═════ MATERIAL FOR THIS EXERCISE ═════
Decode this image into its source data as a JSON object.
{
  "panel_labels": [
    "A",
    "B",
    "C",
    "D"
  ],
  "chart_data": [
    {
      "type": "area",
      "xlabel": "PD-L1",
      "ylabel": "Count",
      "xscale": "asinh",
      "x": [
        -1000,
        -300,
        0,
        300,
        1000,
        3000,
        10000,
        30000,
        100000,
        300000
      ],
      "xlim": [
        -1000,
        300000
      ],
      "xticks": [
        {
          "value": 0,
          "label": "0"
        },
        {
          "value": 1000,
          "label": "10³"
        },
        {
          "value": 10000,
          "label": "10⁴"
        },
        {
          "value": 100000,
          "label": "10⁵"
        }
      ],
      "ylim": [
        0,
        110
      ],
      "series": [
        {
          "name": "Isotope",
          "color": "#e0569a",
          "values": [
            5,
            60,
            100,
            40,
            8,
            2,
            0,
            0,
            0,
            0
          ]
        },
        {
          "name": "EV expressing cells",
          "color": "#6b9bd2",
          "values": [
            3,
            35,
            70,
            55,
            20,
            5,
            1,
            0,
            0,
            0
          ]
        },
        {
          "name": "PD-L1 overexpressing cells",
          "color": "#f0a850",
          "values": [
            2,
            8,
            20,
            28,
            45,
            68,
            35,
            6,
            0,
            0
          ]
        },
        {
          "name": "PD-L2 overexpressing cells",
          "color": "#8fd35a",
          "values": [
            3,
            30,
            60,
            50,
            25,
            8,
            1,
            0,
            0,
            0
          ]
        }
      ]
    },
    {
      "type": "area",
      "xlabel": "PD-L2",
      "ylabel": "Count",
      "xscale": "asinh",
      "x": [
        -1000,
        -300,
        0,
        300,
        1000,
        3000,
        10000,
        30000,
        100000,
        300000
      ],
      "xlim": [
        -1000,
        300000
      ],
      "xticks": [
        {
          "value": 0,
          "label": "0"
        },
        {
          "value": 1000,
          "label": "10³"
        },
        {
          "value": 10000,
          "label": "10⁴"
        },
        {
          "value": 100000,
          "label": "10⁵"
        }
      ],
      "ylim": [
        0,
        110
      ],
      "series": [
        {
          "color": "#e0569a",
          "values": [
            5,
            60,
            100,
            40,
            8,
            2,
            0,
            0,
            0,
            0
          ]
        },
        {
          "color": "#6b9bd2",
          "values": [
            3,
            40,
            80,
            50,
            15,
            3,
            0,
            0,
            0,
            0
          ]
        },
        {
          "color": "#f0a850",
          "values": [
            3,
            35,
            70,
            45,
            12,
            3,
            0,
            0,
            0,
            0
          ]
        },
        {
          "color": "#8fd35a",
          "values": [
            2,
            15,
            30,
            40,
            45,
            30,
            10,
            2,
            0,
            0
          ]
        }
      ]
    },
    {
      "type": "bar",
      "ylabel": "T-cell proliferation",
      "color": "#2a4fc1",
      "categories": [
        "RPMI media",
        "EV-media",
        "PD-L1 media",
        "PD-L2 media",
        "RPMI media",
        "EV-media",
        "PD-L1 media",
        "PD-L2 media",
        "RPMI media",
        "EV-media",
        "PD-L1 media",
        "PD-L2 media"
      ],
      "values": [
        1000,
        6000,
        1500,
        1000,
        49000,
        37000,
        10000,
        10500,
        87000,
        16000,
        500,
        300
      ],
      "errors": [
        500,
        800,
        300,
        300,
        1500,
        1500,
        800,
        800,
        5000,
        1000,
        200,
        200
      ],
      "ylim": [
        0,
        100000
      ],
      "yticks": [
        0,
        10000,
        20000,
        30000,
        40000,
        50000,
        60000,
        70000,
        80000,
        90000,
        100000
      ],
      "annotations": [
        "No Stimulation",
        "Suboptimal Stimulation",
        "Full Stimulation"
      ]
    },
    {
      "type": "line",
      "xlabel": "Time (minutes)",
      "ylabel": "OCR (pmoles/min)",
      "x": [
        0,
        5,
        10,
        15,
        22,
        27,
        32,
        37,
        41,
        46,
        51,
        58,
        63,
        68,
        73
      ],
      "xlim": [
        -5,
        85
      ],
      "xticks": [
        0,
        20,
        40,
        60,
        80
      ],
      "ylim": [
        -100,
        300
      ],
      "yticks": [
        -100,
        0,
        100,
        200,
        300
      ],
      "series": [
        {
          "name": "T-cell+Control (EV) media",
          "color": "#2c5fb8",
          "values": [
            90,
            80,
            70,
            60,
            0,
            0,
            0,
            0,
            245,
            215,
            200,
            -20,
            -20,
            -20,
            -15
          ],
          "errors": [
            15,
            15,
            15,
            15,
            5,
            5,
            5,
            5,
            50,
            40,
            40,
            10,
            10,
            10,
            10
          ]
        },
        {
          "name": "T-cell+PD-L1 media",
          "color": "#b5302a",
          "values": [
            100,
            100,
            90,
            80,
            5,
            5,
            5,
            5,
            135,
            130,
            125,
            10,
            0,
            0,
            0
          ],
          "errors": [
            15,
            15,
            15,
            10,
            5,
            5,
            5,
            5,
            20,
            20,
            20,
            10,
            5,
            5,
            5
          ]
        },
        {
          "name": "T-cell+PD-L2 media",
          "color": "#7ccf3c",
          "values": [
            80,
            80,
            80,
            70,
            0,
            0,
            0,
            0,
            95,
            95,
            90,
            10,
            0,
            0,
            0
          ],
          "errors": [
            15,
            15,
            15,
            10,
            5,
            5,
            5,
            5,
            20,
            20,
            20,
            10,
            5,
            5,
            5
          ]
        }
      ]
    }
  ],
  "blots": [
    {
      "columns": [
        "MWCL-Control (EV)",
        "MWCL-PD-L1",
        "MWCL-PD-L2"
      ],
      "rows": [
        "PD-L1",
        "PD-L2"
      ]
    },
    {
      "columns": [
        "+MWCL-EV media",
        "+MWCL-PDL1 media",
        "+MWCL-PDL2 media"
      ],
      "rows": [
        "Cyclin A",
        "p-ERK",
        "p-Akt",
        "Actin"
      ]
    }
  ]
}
═════
(TASK DIRECTIONS) Please give the full set of data again exactly.

(ANSWER FOR THE TASK)
Decode this image into its source data as a JSON object.
{
  "panel_labels": [
    "A",
    "B",
    "C",
    "D"
  ],
  "chart_data": [
    {
      "type": "area",
      "xlabel": "PD-L1",
      "ylabel": "Count",
      "xscale": "asinh",
      "x": [
        -1000,
        -300,
        0,
        300,
        1000,
        3000,
        10000,
        30000,
        100000,
        300000
      ],
      "xlim": [
        -1000,
        300000
      ],
      "xticks": [
        {
          "value": 0,
          "label": "0"
        },
        {
          "value": 1000,
          "label": "10³"
        },
        {
          "value": 10000,
          "label": "10⁴"
        },
        {
          "value": 100000,
          "label": "10⁵"
        }
      ],
      "ylim": [
        0,
        110
      ],
      "series": [
        {
          "name": "Isotope",
          "color": "#e0569a",
          "values": [
            5,
            60,
            100,
            40,
            8,
            2,
            0,
            0,
            0,
            0
          ]
        },
        {
          "name": "EV expressing cells",
          "color": "#6b9bd2",
          "values": [
            3,
            35,
            70,
            55,
            20,
            5,
            1,
            0,
            0,
            0
          ]
        },
        {
          "name": "PD-L1 overexpressing cells",
          "color": "#f0a850",
          "values": [
            2,
            8,
            20,
            28,
            45,
            68,
            35,
            6,
            0,
            0
          ]
        },
        {
          "name": "PD-L2 overexpressing cells",
          "color": "#8fd35a",
          "values": [
            3,
            30,
            60,
            50,
            25,
            8,
            1,
            0,
            0,
            0
          ]
        }
      ]
    },
    {
      "type": "area",
      "xlabel": "PD-L2",
      "ylabel": "Count",
      "xscale": "asinh",
      "x": [
        -1000,
        -300,
        0,
        300,
        1000,
        3000,
        10000,
        30000,
        100000,
        300000
      ],
      "xlim": [
        -1000,
        300000
      ],
      "xticks": [
        {
          "value": 0,
          "label": "0"
        },
        {
          "value": 1000,
          "label": "10³"
        },
        {
          "value": 10000,
          "label": "10⁴"
        },
        {
          "value": 100000,
          "label": "10⁵"
        }
      ],
      "ylim": [
        0,
        110
      ],
      "series": [
        {
          "color": "#e0569a",
          "values": [
            5,
            60,
            100,
            40,
            8,
            2,
            0,
            0,
            0,
            0
          ]
        },
        {
          "color": "#6b9bd2",
          "values": [
            3,
            40,
            80,
            50,
            15,
            3,
            0,
            0,
            0,
            0
          ]
        },
        {
          "color": "#f0a850",
          "values": [
            3,
            35,
            70,
            45,
            12,
            3,
            0,
            0,
            0,
            0
          ]
        },
        {
          "color": "#8fd35a",
          "values": [
            2,
            15,
            30,
            40,
            45,
            30,
            10,
            2,
            0,
            0
          ]
        }
      ]
    },
    {
      "type": "bar",
      "ylabel": "T-cell proliferation",
      "color": "#2a4fc1",
      "categories": [
        "RPMI media",
        "EV-media",
        "PD-L1 media",
        "PD-L2 media",
        "RPMI media",
        "EV-media",
        "PD-L1 media",
        "PD-L2 media",
        "RPMI media",
        "EV-media",
        "PD-L1 media",
        "PD-L2 media"
      ],
      "values": [
        1000,
        6000,
        1500,
        1000,
        49000,
        37000,
        10000,
        10500,
        87000,
        16000,
        500,
        300
      ],
      "errors": [
        500,
        800,
        300,
        300,
        1500,
        1500,
        800,
        800,
        5000,
        1000,
        200,
        200
      ],
      "ylim": [
        0,
        100000
      ],
      "yticks": [
        0,
        10000,
        20000,
        30000,
        40000,
        50000,
        60000,
        70000,
        80000,
        90000,
        100000
      ],
      "annotations": [
        "No Stimulation",
        "Suboptimal Stimulation",
        "Full Stimulation"
      ]
    },
    {
      "type": "line",
      "xlabel": "Time (minutes)",
      "ylabel": "OCR (pmoles/min)",
      "x": [
        0,
        5,
        10,
        15,
        22,
        27,
        32,
        37,
        41,
        46,
        51,
        58,
        63,
        68,
        73
      ],
      "xlim": [
        -5,
        85
      ],
      "xticks": [
        0,
        20,
        40,
        60,
        80
      ],
      "ylim": [
        -100,
        300
      ],
      "yticks": [
        -100,
        0,
        100,
        200,
        300
      ],
      "series": [
        {
          "name": "T-cell+Control (EV) media",
          "color": "#2c5fb8",
          "values": [
            90,
            80,
            70,
            60,
            0,
            0,
            0,
            0,
            245,
            215,
            200,
            -20,
            -20,
            -20,
            -15
          ],
          "errors": [
            15,
            15,
            15,
            15,
            5,
            5,
            5,
            5,
            50,
            40,
            40,
            10,
            10,
            10,
            10
          ]
        },
        {
          "name": "T-cell+PD-L1 media",
          "color": "#b5302a",
          "values": [
            100,
            100,
            90,
            80,
            5,
            5,
            5,
            5,
            135,
            130,
            125,
            10,
            0,
            0,
            0
          ],
          "errors": [
            15,
            15,
            15,
            10,
            5,
            5,
            5,
            5,
            20,
            20,
            20,
            10,
            5,
            5,
            5
          ]
        },
        {
          "name": "T-cell+PD-L2 media",
          "color": "#7ccf3c",
          "values": [
            80,
            80,
            80,
            70,
            0,
            0,
            0,
            0,
            95,
            95,
            90,
            10,
            0,
            0,
            0
          ],
          "errors": [
            15,
            15,
            15,
            10,
            5,
            5,
            5,
            5,
            20,
            20,
            20,
            10,
            5,
            5,
            5
          ]
        }
      ]
    }
  ],
  "blots": [
    {
      "columns": [
        "MWCL-Control (EV)",
        "MWCL-PD-L1",
        "MWCL-PD-L2"
      ],
      "rows": [
        "PD-L1",
        "PD-L2"
      ]
    },
    {
      "columns": [
        "+MWCL-EV media",
        "+MWCL-PDL1 media",
        "+MWCL-PDL2 media"
      ],
      "rows": [
        "Cyclin A",
        "p-ERK",
        "p-Akt",
        "Actin"
      ]
    }
  ]
}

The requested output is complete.